Start of Document section
# What is FSDW?



## hammy (Feb 24, 2004)

Hi, I am returning to ff after a 3 yr break, we were so lucky to get our little man after our first divf but since we conceived him it seems that the rules have changed and 'donor sperm' is a whole different ball game now! 

I have looked at a few clinics and the prices for donor sperm have gone up a lot since we had our tx. I have read a few post about fsdw and just wondered if anyone could tell me how I find out about it.

By the way we have male factor, hence the need for a donor.


----------



## hammy (Feb 24, 2004)

Hi, it's ok I have found out what it is all about! But I would be really grateful to hear from anyone who has used a private donor, is this as safe thing to do?

Any thoughts?

Hammy x


----------



## NatGamble (Mar 1, 2007)

You have to be enormously careful with private donors.  Agencies like FSDW which recruit them often have some kind of testing programme, but be aware that they are not (currently) regulated by the HFEA so there is no guarantee of any safety standards.

Legally, the position is also much more difficult, as the donor's position as the legal father is not automatically excluded if he has not donated to a licensed clinic.  Quite how the law works is complicated, and depends on your particular circumstances, but you risk leaving yourselves open to a donor coming after you for involvement with your child, and equally the donor remains financially responsible.

I have advised many clients who have used private donors and I wouldn't preach to anyone about what you should do, but do make sure you understand the risks and how the law applies to you before using a private donor.

Natalie


----------
End of Document section
* _Assignment 1_
In the forum thread about FSDW, which body does NatGamble say does not currently regulate agencies like FSDW?
* _Assignment 2_
Translate this sentence from the forum thread about FSDW into Spanish: "You have to be enormously careful with private donors."
* _Assignment 3_
Reproduce the passage of the forum thread about FSDW that opens with the words containing "Any thoughts?" and closes with "any safety standards.".
Rely only on the forum thread about FSDW.
Start of Given information
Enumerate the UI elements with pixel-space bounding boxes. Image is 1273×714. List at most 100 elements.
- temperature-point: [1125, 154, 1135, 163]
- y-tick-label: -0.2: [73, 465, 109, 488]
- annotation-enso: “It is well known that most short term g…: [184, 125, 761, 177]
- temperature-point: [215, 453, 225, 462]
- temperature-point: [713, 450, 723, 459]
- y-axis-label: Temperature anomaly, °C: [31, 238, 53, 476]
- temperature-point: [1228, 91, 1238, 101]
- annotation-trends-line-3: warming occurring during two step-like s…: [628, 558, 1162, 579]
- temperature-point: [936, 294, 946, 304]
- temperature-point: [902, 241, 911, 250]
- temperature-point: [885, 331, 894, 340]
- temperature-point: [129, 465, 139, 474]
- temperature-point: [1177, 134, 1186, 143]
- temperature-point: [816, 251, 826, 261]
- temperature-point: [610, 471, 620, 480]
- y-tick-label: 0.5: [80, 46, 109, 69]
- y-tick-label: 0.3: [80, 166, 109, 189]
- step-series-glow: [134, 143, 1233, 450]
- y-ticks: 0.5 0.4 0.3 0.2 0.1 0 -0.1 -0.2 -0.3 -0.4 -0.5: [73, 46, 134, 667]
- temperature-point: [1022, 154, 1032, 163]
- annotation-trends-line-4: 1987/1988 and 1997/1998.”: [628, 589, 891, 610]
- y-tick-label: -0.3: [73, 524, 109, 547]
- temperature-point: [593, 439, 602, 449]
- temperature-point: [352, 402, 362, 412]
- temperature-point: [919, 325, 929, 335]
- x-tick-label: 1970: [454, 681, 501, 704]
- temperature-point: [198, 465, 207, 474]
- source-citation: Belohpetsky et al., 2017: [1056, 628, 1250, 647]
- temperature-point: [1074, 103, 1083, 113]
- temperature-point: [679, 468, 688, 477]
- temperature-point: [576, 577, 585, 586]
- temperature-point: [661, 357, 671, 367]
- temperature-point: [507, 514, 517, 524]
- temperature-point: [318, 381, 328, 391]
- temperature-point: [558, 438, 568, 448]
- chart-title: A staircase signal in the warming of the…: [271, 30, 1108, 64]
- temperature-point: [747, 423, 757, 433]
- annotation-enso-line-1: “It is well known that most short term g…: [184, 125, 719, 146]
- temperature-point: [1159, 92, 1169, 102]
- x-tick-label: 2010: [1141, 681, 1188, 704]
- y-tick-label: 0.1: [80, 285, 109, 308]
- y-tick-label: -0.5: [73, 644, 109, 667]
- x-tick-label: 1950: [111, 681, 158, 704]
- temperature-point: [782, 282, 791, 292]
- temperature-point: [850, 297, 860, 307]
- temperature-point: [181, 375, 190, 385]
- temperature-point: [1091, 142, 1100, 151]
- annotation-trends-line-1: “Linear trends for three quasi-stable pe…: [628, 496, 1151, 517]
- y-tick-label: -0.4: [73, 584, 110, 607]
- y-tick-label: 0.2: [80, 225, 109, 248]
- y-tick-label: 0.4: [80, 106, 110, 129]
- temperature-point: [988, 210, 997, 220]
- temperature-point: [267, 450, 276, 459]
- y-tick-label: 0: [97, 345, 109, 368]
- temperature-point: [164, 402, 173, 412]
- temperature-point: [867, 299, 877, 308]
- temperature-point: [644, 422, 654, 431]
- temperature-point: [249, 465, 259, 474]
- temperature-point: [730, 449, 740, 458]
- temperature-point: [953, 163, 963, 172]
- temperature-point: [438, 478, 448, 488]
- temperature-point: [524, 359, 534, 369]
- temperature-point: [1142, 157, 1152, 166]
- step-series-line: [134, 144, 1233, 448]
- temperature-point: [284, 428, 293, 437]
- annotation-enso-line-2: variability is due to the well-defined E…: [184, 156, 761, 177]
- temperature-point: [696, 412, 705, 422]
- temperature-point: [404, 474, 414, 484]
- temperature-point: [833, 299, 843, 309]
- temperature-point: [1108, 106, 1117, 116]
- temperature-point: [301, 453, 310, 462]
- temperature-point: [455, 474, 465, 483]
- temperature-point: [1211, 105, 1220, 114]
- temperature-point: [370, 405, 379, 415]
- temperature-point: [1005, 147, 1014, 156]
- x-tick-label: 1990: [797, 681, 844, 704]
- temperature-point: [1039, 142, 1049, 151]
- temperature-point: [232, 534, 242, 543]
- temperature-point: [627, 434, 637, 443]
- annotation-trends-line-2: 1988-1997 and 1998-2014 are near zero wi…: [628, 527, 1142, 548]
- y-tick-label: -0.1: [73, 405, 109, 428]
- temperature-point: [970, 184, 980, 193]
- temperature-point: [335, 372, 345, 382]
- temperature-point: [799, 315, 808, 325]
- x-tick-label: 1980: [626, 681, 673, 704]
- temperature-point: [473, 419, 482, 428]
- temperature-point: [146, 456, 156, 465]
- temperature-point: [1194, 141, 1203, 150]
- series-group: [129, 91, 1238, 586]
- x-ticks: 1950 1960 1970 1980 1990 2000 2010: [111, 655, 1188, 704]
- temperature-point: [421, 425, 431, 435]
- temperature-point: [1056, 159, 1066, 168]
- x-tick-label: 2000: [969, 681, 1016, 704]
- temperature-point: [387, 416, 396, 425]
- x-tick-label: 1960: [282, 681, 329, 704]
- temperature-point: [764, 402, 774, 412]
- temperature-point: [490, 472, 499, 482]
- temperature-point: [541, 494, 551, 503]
End of Given information
* _Exercise answer 1_
The HFEA.

* _Exercise answer 2_
Hay que tener muchísimo cuidado con los donantes privados.

* _Exercise answer 3_
Any thoughts?

Hammy x


----------



## NatGamble (Mar 1, 2007)

You have to be enormously careful with private donors.  Agencies like FSDW which recruit them often have some kind of testing programme, but be aware that they are not (currently) regulated by the HFEA so there is no guarantee of any safety standards.